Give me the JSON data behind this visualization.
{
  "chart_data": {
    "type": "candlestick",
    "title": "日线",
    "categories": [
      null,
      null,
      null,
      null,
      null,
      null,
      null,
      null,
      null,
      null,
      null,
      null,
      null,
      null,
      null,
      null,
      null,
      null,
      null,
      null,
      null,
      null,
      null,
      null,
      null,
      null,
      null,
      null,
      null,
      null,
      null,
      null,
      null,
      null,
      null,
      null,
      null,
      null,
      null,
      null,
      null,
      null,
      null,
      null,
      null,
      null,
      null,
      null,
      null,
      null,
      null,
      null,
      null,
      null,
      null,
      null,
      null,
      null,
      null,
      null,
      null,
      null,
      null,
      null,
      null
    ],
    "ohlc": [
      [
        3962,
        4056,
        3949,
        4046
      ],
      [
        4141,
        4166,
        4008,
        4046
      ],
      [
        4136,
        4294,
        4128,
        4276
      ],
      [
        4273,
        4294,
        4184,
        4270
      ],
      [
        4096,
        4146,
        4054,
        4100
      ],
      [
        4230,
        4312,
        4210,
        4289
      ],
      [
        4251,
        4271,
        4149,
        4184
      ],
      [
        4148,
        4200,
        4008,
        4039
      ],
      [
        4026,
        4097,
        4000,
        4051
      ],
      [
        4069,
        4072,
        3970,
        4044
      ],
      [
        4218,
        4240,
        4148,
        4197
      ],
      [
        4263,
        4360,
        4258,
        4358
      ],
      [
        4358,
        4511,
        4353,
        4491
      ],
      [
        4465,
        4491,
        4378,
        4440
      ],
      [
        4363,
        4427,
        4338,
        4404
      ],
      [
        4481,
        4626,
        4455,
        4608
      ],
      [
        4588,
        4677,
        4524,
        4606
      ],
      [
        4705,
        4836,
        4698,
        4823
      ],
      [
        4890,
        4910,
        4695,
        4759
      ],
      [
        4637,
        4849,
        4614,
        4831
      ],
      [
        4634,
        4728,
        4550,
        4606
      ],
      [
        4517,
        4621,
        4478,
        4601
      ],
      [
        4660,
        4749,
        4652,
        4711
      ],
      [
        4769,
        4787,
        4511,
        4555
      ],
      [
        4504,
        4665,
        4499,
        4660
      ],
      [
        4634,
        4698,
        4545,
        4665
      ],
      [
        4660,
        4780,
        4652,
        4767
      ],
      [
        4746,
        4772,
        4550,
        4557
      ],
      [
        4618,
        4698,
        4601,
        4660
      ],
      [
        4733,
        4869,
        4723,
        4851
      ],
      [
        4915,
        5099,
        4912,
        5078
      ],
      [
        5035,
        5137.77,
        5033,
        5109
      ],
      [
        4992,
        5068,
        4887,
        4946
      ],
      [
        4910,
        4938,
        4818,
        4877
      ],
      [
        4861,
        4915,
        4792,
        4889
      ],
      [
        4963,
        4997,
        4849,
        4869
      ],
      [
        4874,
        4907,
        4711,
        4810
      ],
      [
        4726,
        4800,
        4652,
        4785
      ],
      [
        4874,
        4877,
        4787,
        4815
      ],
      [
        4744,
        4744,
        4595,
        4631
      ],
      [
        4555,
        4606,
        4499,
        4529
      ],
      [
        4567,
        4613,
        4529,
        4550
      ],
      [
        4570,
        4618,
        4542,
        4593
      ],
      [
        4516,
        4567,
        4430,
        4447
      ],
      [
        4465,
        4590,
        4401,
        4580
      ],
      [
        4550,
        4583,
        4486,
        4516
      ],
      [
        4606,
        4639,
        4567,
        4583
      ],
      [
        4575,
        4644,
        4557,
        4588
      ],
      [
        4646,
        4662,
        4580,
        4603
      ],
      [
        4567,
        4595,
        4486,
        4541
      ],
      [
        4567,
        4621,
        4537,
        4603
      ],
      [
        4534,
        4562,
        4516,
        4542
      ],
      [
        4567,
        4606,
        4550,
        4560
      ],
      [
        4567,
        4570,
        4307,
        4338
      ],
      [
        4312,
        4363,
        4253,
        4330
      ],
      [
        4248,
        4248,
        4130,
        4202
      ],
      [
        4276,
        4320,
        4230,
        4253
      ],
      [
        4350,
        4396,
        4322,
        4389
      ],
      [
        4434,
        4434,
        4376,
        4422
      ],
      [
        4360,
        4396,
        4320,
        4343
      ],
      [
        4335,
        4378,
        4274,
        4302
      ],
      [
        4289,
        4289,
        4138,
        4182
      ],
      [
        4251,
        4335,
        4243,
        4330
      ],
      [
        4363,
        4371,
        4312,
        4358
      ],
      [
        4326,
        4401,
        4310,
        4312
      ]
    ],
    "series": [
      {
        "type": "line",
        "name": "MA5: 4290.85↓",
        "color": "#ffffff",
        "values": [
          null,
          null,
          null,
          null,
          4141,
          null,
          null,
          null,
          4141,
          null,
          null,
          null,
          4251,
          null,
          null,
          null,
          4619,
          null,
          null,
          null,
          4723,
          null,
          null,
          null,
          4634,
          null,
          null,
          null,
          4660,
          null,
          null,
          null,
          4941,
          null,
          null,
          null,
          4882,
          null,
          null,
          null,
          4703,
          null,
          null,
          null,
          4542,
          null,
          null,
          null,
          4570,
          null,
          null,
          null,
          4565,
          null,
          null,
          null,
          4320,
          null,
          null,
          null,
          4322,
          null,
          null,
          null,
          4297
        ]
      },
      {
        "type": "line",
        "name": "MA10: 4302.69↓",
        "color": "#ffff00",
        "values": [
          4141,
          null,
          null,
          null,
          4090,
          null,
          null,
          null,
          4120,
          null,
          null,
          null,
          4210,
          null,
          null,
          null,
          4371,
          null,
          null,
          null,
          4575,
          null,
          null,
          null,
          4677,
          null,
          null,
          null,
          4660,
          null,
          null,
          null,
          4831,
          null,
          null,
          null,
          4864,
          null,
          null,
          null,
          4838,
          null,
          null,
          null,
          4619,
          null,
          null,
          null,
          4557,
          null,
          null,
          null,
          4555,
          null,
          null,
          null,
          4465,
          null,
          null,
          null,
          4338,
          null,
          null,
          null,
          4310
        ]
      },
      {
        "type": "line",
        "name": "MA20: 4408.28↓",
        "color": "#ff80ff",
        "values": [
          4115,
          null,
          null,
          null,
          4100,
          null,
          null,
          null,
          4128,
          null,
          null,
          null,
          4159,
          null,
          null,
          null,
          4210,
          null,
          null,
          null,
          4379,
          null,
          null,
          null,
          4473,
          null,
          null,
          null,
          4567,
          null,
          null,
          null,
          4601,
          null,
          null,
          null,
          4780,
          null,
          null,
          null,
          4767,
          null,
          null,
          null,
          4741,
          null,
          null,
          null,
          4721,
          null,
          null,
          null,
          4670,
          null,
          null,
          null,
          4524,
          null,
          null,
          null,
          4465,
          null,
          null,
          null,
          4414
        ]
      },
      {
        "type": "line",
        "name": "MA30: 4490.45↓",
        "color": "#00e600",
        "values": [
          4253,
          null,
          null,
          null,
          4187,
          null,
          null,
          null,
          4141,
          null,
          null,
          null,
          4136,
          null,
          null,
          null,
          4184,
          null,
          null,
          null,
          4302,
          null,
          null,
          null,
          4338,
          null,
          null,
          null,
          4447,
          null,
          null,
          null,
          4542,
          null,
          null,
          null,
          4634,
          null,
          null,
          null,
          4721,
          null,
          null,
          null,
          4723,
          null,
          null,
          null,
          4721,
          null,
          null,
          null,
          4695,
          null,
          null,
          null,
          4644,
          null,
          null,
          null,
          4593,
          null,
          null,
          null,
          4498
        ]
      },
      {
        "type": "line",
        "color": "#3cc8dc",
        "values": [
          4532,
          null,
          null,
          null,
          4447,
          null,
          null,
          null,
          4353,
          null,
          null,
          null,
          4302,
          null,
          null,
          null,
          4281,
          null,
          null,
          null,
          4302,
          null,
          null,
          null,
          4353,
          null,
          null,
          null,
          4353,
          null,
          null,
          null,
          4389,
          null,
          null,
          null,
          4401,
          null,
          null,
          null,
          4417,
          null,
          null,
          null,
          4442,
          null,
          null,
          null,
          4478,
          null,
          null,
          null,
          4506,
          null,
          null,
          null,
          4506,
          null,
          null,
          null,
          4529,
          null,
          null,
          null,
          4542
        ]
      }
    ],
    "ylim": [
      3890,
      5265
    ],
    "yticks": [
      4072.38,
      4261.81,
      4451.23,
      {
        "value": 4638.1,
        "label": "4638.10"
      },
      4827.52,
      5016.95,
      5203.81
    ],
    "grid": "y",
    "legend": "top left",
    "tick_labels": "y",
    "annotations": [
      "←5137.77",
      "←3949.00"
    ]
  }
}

-=-=-

→ What is expected: Show every line in the entries where the string "name" occurs.

→ Answer to the problem:
        "name": "MA5: 4290.85↓",
        "name": "MA10: 4302.69↓",
        "name": "MA20: 4408.28↓",
        "name": "MA30: 4490.45↓",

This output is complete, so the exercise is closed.